## What you are asked to do
Every line that contains the word "noise" should be copied out.

....................

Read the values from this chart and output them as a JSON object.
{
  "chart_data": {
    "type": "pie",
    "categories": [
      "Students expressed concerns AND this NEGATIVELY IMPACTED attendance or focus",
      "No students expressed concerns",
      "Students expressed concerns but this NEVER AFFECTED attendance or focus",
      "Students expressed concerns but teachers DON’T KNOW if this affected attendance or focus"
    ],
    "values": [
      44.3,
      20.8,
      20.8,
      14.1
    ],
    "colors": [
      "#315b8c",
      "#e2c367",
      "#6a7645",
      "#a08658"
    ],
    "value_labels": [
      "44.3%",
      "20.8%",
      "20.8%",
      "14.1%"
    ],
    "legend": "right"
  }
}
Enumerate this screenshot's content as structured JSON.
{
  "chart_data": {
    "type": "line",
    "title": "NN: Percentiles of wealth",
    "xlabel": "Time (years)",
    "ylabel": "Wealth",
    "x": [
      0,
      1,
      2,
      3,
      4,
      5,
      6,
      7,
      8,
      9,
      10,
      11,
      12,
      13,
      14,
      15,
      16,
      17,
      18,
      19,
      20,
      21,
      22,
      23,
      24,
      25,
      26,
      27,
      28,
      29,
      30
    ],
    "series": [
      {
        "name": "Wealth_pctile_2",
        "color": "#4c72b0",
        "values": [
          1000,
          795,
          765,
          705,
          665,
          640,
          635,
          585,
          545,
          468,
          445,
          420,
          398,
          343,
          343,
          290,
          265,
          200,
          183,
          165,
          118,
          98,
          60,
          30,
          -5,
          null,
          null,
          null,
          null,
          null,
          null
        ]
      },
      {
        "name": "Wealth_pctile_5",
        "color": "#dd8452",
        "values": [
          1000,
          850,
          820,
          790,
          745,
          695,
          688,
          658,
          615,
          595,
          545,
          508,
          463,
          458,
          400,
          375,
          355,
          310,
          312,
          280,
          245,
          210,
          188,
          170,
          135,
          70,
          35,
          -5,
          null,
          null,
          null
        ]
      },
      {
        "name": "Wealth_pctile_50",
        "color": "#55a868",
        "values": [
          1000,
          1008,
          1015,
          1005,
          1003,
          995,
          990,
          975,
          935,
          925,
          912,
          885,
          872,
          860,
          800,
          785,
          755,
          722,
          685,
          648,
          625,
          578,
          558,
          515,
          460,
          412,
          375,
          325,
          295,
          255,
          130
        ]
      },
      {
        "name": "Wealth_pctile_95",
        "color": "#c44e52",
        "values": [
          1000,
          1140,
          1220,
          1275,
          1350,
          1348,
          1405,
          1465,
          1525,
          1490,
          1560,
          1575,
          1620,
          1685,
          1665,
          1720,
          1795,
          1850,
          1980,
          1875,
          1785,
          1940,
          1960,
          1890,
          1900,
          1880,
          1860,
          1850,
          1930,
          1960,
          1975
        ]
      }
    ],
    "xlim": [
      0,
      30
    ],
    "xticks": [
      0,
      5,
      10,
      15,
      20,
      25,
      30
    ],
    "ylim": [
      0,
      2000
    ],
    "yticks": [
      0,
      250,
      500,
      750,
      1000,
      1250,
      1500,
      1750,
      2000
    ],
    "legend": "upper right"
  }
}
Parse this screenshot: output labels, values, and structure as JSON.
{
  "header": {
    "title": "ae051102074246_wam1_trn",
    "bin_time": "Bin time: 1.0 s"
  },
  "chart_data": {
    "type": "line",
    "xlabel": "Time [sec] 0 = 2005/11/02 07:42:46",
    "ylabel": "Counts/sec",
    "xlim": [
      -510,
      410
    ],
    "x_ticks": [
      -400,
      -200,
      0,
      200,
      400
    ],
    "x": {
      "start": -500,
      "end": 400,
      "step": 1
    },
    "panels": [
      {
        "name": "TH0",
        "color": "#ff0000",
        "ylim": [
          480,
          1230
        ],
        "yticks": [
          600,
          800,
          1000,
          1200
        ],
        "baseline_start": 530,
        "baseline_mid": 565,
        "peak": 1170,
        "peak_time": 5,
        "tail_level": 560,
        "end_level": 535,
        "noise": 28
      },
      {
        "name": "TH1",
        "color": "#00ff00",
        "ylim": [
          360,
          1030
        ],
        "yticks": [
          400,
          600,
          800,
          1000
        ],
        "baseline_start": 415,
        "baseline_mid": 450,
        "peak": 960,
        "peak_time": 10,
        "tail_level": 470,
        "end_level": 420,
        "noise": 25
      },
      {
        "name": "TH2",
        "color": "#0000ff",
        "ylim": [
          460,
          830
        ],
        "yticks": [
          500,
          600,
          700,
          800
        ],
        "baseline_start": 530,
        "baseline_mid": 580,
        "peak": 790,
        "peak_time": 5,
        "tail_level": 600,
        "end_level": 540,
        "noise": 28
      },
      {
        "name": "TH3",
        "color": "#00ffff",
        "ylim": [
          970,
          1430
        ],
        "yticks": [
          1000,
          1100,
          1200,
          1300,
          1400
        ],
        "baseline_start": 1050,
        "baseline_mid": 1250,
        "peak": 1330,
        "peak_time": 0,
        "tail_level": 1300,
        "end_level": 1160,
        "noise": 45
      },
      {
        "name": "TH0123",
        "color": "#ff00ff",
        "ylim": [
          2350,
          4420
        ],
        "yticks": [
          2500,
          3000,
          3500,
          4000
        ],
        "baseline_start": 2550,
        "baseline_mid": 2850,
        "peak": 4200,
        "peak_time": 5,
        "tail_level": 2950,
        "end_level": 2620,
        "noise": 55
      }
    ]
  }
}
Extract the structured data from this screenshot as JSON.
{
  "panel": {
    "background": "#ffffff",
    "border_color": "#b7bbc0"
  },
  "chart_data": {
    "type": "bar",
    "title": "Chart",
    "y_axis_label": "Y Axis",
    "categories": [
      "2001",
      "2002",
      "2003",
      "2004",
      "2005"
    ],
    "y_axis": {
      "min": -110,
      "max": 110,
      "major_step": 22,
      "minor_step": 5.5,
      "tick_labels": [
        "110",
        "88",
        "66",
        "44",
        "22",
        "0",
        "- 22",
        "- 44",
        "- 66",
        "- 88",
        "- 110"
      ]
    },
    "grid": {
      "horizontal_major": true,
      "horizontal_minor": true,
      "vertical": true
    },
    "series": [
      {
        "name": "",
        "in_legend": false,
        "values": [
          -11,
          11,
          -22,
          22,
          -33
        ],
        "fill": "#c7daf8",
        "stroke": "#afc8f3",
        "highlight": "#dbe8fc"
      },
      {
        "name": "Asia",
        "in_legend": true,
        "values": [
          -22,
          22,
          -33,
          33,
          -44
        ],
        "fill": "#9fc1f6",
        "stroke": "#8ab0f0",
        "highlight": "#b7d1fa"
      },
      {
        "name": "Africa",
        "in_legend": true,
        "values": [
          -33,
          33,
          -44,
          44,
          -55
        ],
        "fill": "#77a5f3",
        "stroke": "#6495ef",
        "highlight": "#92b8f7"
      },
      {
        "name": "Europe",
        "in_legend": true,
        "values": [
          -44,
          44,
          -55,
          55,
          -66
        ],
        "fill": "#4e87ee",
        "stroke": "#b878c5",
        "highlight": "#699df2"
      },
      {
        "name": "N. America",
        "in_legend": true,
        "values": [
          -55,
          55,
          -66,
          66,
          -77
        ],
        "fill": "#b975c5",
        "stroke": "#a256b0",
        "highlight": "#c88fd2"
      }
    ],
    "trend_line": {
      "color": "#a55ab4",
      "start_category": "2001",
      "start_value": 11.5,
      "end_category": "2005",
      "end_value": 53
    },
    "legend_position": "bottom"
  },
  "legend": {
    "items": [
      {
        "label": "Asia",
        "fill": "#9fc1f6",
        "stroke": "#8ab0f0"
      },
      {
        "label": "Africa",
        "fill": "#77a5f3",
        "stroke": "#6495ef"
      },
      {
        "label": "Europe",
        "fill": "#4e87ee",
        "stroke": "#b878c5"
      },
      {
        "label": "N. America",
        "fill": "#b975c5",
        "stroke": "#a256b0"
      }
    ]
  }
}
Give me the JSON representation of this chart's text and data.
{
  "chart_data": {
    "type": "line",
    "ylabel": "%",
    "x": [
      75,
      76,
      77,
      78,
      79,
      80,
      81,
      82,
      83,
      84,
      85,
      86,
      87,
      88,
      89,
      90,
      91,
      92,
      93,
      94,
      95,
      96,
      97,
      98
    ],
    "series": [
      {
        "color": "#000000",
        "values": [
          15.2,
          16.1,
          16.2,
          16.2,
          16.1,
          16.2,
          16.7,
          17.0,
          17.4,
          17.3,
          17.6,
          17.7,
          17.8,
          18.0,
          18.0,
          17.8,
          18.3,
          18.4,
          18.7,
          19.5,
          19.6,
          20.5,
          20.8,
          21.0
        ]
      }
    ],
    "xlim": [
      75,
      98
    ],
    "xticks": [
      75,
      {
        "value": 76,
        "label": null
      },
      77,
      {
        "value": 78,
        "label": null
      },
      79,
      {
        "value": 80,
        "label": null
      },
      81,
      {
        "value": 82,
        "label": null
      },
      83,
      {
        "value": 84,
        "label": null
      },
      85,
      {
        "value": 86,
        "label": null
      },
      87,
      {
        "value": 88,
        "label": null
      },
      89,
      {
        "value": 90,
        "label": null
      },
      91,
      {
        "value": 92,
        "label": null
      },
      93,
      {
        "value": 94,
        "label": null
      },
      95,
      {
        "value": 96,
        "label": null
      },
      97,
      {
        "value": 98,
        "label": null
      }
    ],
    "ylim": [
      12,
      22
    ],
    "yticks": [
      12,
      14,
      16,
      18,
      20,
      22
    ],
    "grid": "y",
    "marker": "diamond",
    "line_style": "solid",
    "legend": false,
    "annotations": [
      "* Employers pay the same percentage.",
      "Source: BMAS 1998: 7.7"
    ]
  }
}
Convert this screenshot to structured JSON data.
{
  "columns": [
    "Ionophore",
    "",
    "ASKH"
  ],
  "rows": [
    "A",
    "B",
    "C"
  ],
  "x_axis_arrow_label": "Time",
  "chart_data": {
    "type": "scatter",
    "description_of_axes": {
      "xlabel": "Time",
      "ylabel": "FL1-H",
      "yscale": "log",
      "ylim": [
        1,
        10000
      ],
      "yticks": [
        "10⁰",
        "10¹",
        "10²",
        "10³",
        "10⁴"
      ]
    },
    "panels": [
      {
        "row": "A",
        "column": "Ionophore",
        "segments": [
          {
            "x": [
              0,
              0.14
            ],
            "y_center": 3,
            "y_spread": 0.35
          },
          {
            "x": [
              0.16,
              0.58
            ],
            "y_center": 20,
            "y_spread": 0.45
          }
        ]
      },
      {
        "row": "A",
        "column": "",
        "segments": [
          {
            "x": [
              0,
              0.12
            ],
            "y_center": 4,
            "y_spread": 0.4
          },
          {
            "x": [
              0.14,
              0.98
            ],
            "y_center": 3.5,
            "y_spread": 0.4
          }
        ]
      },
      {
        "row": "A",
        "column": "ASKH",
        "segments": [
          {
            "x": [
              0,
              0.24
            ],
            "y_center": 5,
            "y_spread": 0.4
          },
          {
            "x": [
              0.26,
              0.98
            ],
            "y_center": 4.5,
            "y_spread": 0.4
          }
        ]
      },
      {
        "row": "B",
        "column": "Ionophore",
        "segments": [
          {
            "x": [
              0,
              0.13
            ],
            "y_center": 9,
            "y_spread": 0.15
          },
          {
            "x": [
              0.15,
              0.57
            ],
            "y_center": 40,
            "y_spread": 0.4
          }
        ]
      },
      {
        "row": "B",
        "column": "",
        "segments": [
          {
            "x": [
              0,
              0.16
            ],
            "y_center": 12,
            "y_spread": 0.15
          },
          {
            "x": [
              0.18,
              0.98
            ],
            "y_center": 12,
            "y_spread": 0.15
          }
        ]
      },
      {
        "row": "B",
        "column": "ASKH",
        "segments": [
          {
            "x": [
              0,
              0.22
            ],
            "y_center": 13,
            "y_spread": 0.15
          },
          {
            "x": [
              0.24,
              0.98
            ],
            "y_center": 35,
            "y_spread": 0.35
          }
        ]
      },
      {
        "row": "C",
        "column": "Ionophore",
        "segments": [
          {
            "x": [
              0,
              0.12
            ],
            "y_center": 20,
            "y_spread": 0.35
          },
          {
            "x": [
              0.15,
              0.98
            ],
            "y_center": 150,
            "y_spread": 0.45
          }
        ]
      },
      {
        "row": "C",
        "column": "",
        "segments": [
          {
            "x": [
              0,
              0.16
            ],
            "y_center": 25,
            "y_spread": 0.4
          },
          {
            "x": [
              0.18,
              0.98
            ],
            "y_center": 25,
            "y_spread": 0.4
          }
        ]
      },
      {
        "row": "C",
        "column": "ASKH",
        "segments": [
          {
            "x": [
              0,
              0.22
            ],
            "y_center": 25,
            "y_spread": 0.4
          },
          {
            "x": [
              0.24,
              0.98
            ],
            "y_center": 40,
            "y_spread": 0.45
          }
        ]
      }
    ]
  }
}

....................

## Response to the exercise
        "noise": 28
        "noise": 25
        "noise": 28
        "noise": 45
        "noise": 55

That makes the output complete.